| Set task |
Exactly repeat the material, dropping only the pictures.

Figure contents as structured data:
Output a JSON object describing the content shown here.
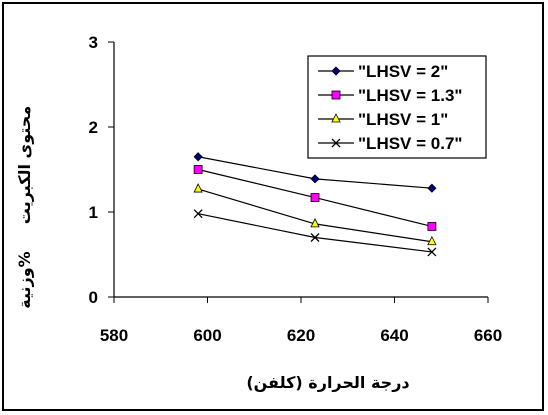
{
  "chart_data": {
    "type": "line",
    "title": "",
    "xlabel": "درجة الحرارة (كلفن)",
    "ylabel_line1": "محتوى الكبريت",
    "ylabel_line2": "%وزنية",
    "xlim": [
      580,
      660
    ],
    "ylim": [
      0,
      3
    ],
    "xticks": [
      580,
      600,
      620,
      640,
      660
    ],
    "yticks": [
      0,
      1,
      2,
      3
    ],
    "grid": false,
    "legend_position": "top-right",
    "x": [
      598,
      623,
      648
    ],
    "series": [
      {
        "name": "\"LHSV = 2\"",
        "values": [
          1.65,
          1.39,
          1.28
        ],
        "color": "#000080",
        "marker": "diamond"
      },
      {
        "name": "\"LHSV = 1.3\"",
        "values": [
          1.5,
          1.17,
          0.83
        ],
        "color": "#ff00ff",
        "marker": "square"
      },
      {
        "name": "\"LHSV = 1\"",
        "values": [
          1.27,
          0.86,
          0.65
        ],
        "color": "#ffff00",
        "marker": "triangle"
      },
      {
        "name": "\"LHSV = 0.7\"",
        "values": [
          0.98,
          0.7,
          0.53
        ],
        "color": "#000000",
        "marker": "x"
      }
    ]
  }
}
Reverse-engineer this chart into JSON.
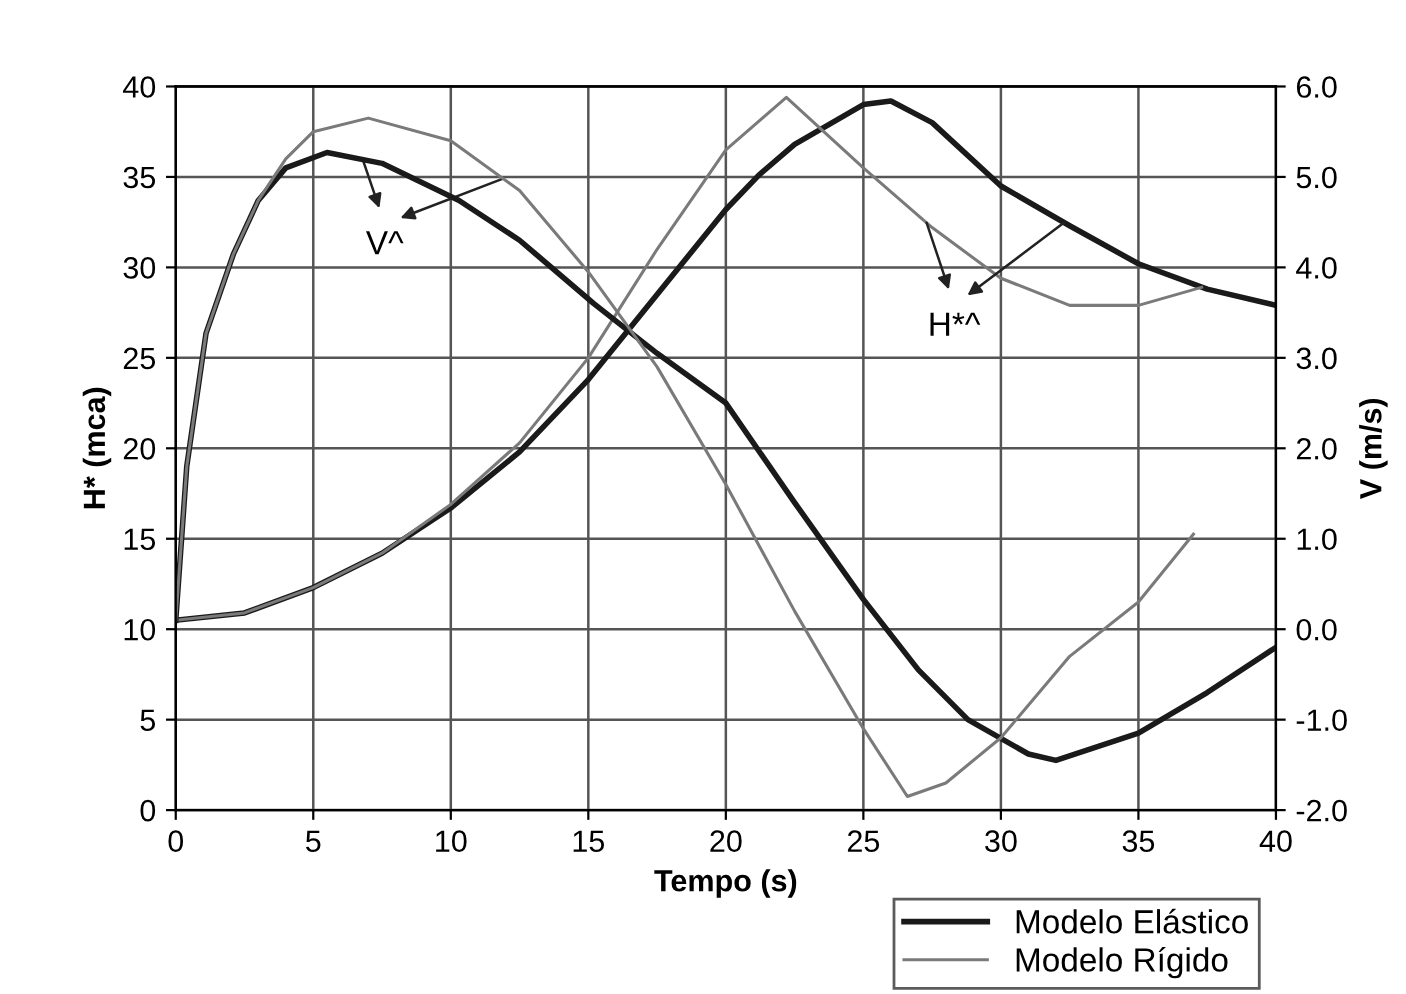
{
  "chart_data": {
    "type": "line",
    "xlabel": "Tempo (s)",
    "ylabel": "H* (mca)",
    "y2label": "V (m/s)",
    "series": [
      {
        "name": "Modelo Elástico",
        "color": "#1a1a1a",
        "x": [
          0,
          2.5,
          5,
          7.5,
          10,
          12.5,
          15,
          17.5,
          20,
          21.2,
          22.5,
          25,
          26,
          27.5,
          30,
          32.5,
          35,
          37.5,
          40
        ],
        "values": [
          10.5,
          10.9,
          12.3,
          14.2,
          16.7,
          19.8,
          23.8,
          28.5,
          33.2,
          35.1,
          36.8,
          39.0,
          39.2,
          38.0,
          34.5,
          32.3,
          30.2,
          28.8,
          27.9
        ]
      },
      {
        "color": "#7a7a7a",
        "x": [
          0,
          2.5,
          5,
          7.5,
          10,
          12.5,
          15,
          17.5,
          20,
          22.2,
          25,
          27.5,
          30,
          32.5,
          35,
          37.3
        ],
        "values": [
          10.5,
          10.9,
          12.3,
          14.2,
          16.9,
          20.3,
          25.0,
          31.0,
          36.5,
          39.4,
          35.5,
          32.2,
          29.4,
          27.9,
          27.9,
          28.9
        ]
      },
      {
        "color": "#1a1a1a",
        "axis": "y2",
        "x": [
          0,
          0.4,
          1.1,
          2.1,
          3,
          4,
          5.5,
          7.5,
          10.3,
          12.5,
          15.2,
          17.5,
          20,
          22.5,
          25,
          27,
          28.8,
          31,
          32,
          35,
          37.5,
          40
        ],
        "values": [
          0.1,
          1.8,
          3.27,
          4.15,
          4.74,
          5.1,
          5.27,
          5.15,
          4.74,
          4.3,
          3.6,
          3.05,
          2.5,
          1.4,
          0.33,
          -0.45,
          -1.0,
          -1.38,
          -1.45,
          -1.15,
          -0.7,
          -0.2
        ]
      },
      {
        "name": "Modelo Rígido",
        "color": "#7a7a7a",
        "axis": "y2",
        "x": [
          0,
          0.4,
          1.1,
          2.1,
          3,
          4,
          5,
          7,
          10,
          12.5,
          15,
          17.5,
          20,
          22.5,
          25,
          26.6,
          28,
          30,
          32.5,
          35,
          37
        ],
        "values": [
          0.1,
          1.8,
          3.27,
          4.15,
          4.74,
          5.2,
          5.5,
          5.65,
          5.4,
          4.85,
          3.95,
          2.9,
          1.6,
          0.2,
          -1.1,
          -1.85,
          -1.7,
          -1.2,
          -0.3,
          0.3,
          1.05
        ]
      }
    ],
    "annotations": [
      "V^",
      "H*^"
    ],
    "xlim": [
      0,
      40
    ],
    "xticks": [
      0,
      5,
      10,
      15,
      20,
      25,
      30,
      35,
      40
    ],
    "ylim": [
      0,
      40
    ],
    "yticks": [
      0,
      5,
      10,
      15,
      20,
      25,
      30,
      35,
      40
    ],
    "y2lim": [
      -2,
      6
    ],
    "y2ticks": [
      {
        "value": -2,
        "label": "-2.0"
      },
      {
        "value": -1,
        "label": "-1.0"
      },
      {
        "value": 0,
        "label": "0.0"
      },
      {
        "value": 1,
        "label": "1.0"
      },
      {
        "value": 2,
        "label": "2.0"
      },
      {
        "value": 3,
        "label": "3.0"
      },
      {
        "value": 4,
        "label": "4.0"
      },
      {
        "value": 5,
        "label": "5.0"
      },
      {
        "value": 6,
        "label": "6.0"
      }
    ],
    "grid": true,
    "legend": "bottom right"
  }
}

| Result below |
Output a JSON object describing the content shown here.
{
  "chart_data": {
    "type": "line",
    "title": "",
    "xlabel": "درجة الحرارة (كلفن)",
    "ylabel_line1": "محتوى الكبريت",
    "ylabel_line2": "%وزنية",
    "xlim": [
      580,
      660
    ],
    "ylim": [
      0,
      3
    ],
    "xticks": [
      580,
      600,
      620,
      640,
      660
    ],
    "yticks": [
      0,
      1,
      2,
      3
    ],
    "grid": false,
    "legend_position": "top-right",
    "x": [
      598,
      623,
      648
    ],
    "series": [
      {
        "name": "\"LHSV = 2\"",
        "values": [
          1.65,
          1.39,
          1.28
        ],
        "color": "#000080",
        "marker": "diamond"
      },
      {
        "name": "\"LHSV = 1.3\"",
        "values": [
          1.5,
          1.17,
          0.83
        ],
        "color": "#ff00ff",
        "marker": "square"
      },
      {
        "name": "\"LHSV = 1\"",
        "values": [
          1.27,
          0.86,
          0.65
        ],
        "color": "#ffff00",
        "marker": "triangle"
      },
      {
        "name": "\"LHSV = 0.7\"",
        "values": [
          0.98,
          0.7,
          0.53
        ],
        "color": "#000000",
        "marker": "x"
      }
    ]
  }
}
Reverse-engineer this chart into JSON.
{
  "chart_data": {
    "type": "line",
    "xlabel": "Tempo (s)",
    "ylabel": "H* (mca)",
    "y2label": "V (m/s)",
    "series": [
      {
        "name": "Modelo Elástico",
        "color": "#1a1a1a",
        "x": [
          0,
          2.5,
          5,
          7.5,
          10,
          12.5,
          15,
          17.5,
          20,
          21.2,
          22.5,
          25,
          26,
          27.5,
          30,
          32.5,
          35,
          37.5,
          40
        ],
        "values": [
          10.5,
          10.9,
          12.3,
          14.2,
          16.7,
          19.8,
          23.8,
          28.5,
          33.2,
          35.1,
          36.8,
          39.0,
          39.2,
          38.0,
          34.5,
          32.3,
          30.2,
          28.8,
          27.9
        ]
      },
      {
        "color": "#7a7a7a",
        "x": [
          0,
          2.5,
          5,
          7.5,
          10,
          12.5,
          15,
          17.5,
          20,
          22.2,
          25,
          27.5,
          30,
          32.5,
          35,
          37.3
        ],
        "values": [
          10.5,
          10.9,
          12.3,
          14.2,
          16.9,
          20.3,
          25.0,
          31.0,
          36.5,
          39.4,
          35.5,
          32.2,
          29.4,
          27.9,
          27.9,
          28.9
        ]
      },
      {
        "color": "#1a1a1a",
        "axis": "y2",
        "x": [
          0,
          0.4,
          1.1,
          2.1,
          3,
          4,
          5.5,
          7.5,
          10.3,
          12.5,
          15.2,
          17.5,
          20,
          22.5,
          25,
          27,
          28.8,
          31,
          32,
          35,
          37.5,
          40
        ],
        "values": [
          0.1,
          1.8,
          3.27,
          4.15,
          4.74,
          5.1,
          5.27,
          5.15,
          4.74,
          4.3,
          3.6,
          3.05,
          2.5,
          1.4,
          0.33,
          -0.45,
          -1.0,
          -1.38,
          -1.45,
          -1.15,
          -0.7,
          -0.2
        ]
      },
      {
        "name": "Modelo Rígido",
        "color": "#7a7a7a",
        "axis": "y2",
        "x": [
          0,
          0.4,
          1.1,
          2.1,
          3,
          4,
          5,
          7,
          10,
          12.5,
          15,
          17.5,
          20,
          22.5,
          25,
          26.6,
          28,
          30,
          32.5,
          35,
          37
        ],
        "values": [
          0.1,
          1.8,
          3.27,
          4.15,
          4.74,
          5.2,
          5.5,
          5.65,
          5.4,
          4.85,
          3.95,
          2.9,
          1.6,
          0.2,
          -1.1,
          -1.85,
          -1.7,
          -1.2,
          -0.3,
          0.3,
          1.05
        ]
      }
    ],
    "annotations": [
      "V^",
      "H*^"
    ],
    "xlim": [
      0,
      40
    ],
    "xticks": [
      0,
      5,
      10,
      15,
      20,
      25,
      30,
      35,
      40
    ],
    "ylim": [
      0,
      40
    ],
    "yticks": [
      0,
      5,
      10,
      15,
      20,
      25,
      30,
      35,
      40
    ],
    "y2lim": [
      -2,
      6
    ],
    "y2ticks": [
      {
        "value": -2,
        "label": "-2.0"
      },
      {
        "value": -1,
        "label": "-1.0"
      },
      {
        "value": 0,
        "label": "0.0"
      },
      {
        "value": 1,
        "label": "1.0"
      },
      {
        "value": 2,
        "label": "2.0"
      },
      {
        "value": 3,
        "label": "3.0"
      },
      {
        "value": 4,
        "label": "4.0"
      },
      {
        "value": 5,
        "label": "5.0"
      },
      {
        "value": 6,
        "label": "6.0"
      }
    ],
    "grid": true,
    "legend": "bottom right"
  }
}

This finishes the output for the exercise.